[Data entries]
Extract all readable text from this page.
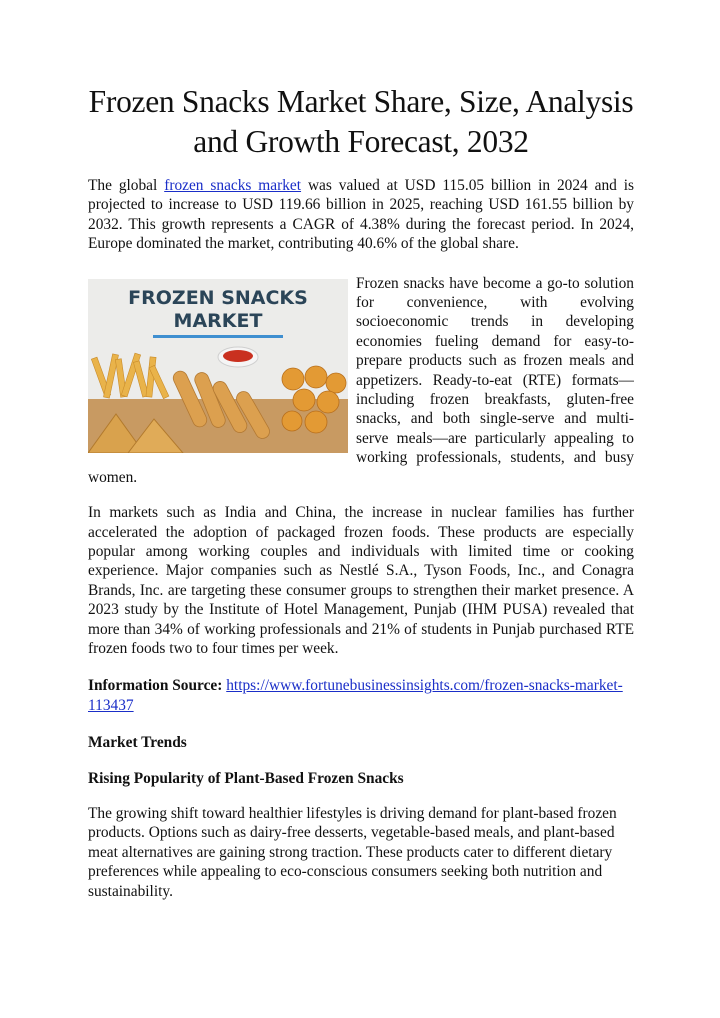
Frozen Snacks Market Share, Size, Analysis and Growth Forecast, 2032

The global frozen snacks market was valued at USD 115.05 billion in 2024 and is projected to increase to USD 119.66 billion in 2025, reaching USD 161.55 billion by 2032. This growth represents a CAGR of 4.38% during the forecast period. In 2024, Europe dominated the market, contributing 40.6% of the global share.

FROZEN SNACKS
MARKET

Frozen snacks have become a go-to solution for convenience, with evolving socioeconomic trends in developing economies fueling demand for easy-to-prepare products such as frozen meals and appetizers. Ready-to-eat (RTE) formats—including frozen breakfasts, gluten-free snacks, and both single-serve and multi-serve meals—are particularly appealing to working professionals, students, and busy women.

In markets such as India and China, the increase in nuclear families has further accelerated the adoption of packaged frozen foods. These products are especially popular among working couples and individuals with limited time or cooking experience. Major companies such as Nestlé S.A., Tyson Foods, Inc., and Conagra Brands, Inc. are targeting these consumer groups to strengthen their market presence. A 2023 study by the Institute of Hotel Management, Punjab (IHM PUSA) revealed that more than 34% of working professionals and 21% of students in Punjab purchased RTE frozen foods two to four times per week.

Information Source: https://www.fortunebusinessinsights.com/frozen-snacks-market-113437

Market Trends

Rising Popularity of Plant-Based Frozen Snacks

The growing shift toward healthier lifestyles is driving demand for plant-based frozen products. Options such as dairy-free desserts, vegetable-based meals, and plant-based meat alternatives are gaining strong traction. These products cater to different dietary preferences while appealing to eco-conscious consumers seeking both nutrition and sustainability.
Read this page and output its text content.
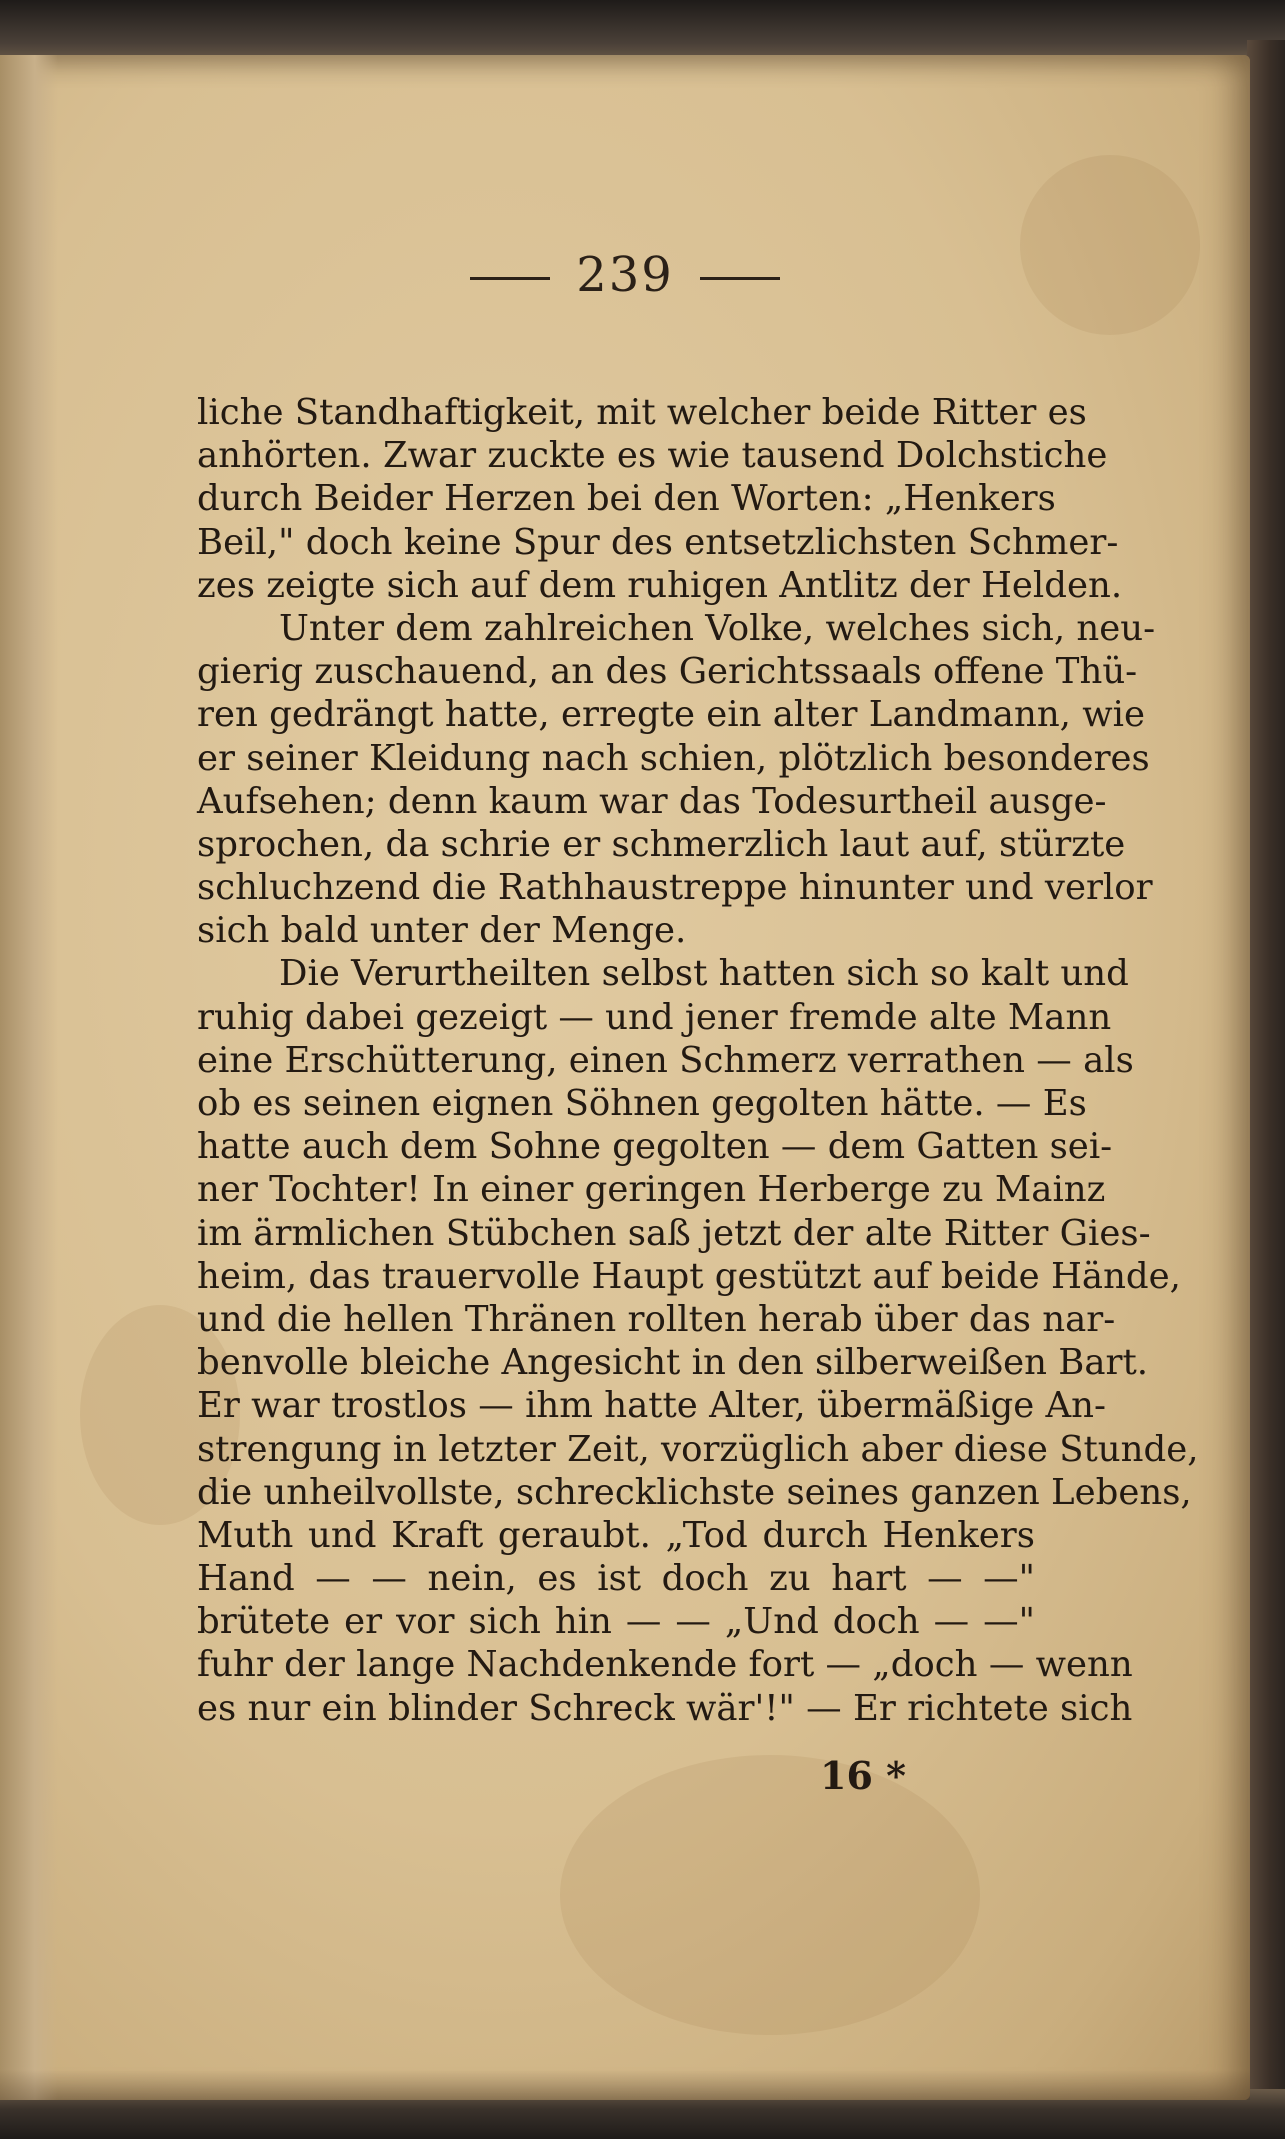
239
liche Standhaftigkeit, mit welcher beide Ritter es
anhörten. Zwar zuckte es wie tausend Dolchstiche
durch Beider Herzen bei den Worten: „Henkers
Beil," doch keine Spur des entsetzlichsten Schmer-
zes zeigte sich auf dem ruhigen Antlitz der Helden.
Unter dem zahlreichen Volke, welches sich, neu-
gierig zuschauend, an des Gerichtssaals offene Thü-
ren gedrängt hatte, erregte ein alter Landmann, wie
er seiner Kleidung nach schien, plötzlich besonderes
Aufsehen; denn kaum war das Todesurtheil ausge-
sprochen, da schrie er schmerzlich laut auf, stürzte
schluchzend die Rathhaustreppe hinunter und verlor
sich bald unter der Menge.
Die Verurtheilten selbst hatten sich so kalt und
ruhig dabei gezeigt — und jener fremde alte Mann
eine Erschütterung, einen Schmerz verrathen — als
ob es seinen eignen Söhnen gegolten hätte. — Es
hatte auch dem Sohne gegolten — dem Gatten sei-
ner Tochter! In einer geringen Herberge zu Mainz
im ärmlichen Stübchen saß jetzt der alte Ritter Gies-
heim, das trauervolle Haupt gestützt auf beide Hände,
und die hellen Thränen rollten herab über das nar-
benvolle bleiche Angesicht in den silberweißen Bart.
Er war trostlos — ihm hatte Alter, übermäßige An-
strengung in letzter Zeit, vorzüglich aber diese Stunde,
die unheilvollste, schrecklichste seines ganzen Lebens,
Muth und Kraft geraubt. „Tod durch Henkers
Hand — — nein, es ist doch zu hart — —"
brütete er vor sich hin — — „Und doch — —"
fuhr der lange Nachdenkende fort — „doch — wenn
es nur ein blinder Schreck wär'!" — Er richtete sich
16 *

Task objective: Print every record above exactly as written, leaving out the pictures.

Exercise answer:
Extract all readable text from this page.
Frozen Snacks Market Share, Size, Analysis and Growth Forecast, 2032

The global frozen snacks market was valued at USD 115.05 billion in 2024 and is projected to increase to USD 119.66 billion in 2025, reaching USD 161.55 billion by 2032. This growth represents a CAGR of 4.38% during the forecast period. In 2024, Europe dominated the market, contributing 40.6% of the global share.

FROZEN SNACKS
MARKET

Frozen snacks have become a go-to solution for convenience, with evolving socioeconomic trends in developing economies fueling demand for easy-to-prepare products such as frozen meals and appetizers. Ready-to-eat (RTE) formats—including frozen breakfasts, gluten-free snacks, and both single-serve and multi-serve meals—are particularly appealing to working professionals, students, and busy women.

In markets such as India and China, the increase in nuclear families has further accelerated the adoption of packaged frozen foods. These products are especially popular among working couples and individuals with limited time or cooking experience. Major companies such as Nestlé S.A., Tyson Foods, Inc., and Conagra Brands, Inc. are targeting these consumer groups to strengthen their market presence. A 2023 study by the Institute of Hotel Management, Punjab (IHM PUSA) revealed that more than 34% of working professionals and 21% of students in Punjab purchased RTE frozen foods two to four times per week.

Information Source: https://www.fortunebusinessinsights.com/frozen-snacks-market-113437

Market Trends

Rising Popularity of Plant-Based Frozen Snacks

The growing shift toward healthier lifestyles is driving demand for plant-based frozen products. Options such as dairy-free desserts, vegetable-based meals, and plant-based meat alternatives are gaining strong traction. These products cater to different dietary preferences while appealing to eco-conscious consumers seeking both nutrition and sustainability.
Read this page and output its text content.
239
liche Standhaftigkeit, mit welcher beide Ritter es
anhörten. Zwar zuckte es wie tausend Dolchstiche
durch Beider Herzen bei den Worten: „Henkers
Beil," doch keine Spur des entsetzlichsten Schmer-
zes zeigte sich auf dem ruhigen Antlitz der Helden.
Unter dem zahlreichen Volke, welches sich, neu-
gierig zuschauend, an des Gerichtssaals offene Thü-
ren gedrängt hatte, erregte ein alter Landmann, wie
er seiner Kleidung nach schien, plötzlich besonderes
Aufsehen; denn kaum war das Todesurtheil ausge-
sprochen, da schrie er schmerzlich laut auf, stürzte
schluchzend die Rathhaustreppe hinunter und verlor
sich bald unter der Menge.
Die Verurtheilten selbst hatten sich so kalt und
ruhig dabei gezeigt — und jener fremde alte Mann
eine Erschütterung, einen Schmerz verrathen — als
ob es seinen eignen Söhnen gegolten hätte. — Es
hatte auch dem Sohne gegolten — dem Gatten sei-
ner Tochter! In einer geringen Herberge zu Mainz
im ärmlichen Stübchen saß jetzt der alte Ritter Gies-
heim, das trauervolle Haupt gestützt auf beide Hände,
und die hellen Thränen rollten herab über das nar-
benvolle bleiche Angesicht in den silberweißen Bart.
Er war trostlos — ihm hatte Alter, übermäßige An-
strengung in letzter Zeit, vorzüglich aber diese Stunde,
die unheilvollste, schrecklichste seines ganzen Lebens,
Muth und Kraft geraubt. „Tod durch Henkers
Hand — — nein, es ist doch zu hart — —"
brütete er vor sich hin — — „Und doch — —"
fuhr der lange Nachdenkende fort — „doch — wenn
es nur ein blinder Schreck wär'!" — Er richtete sich
16 *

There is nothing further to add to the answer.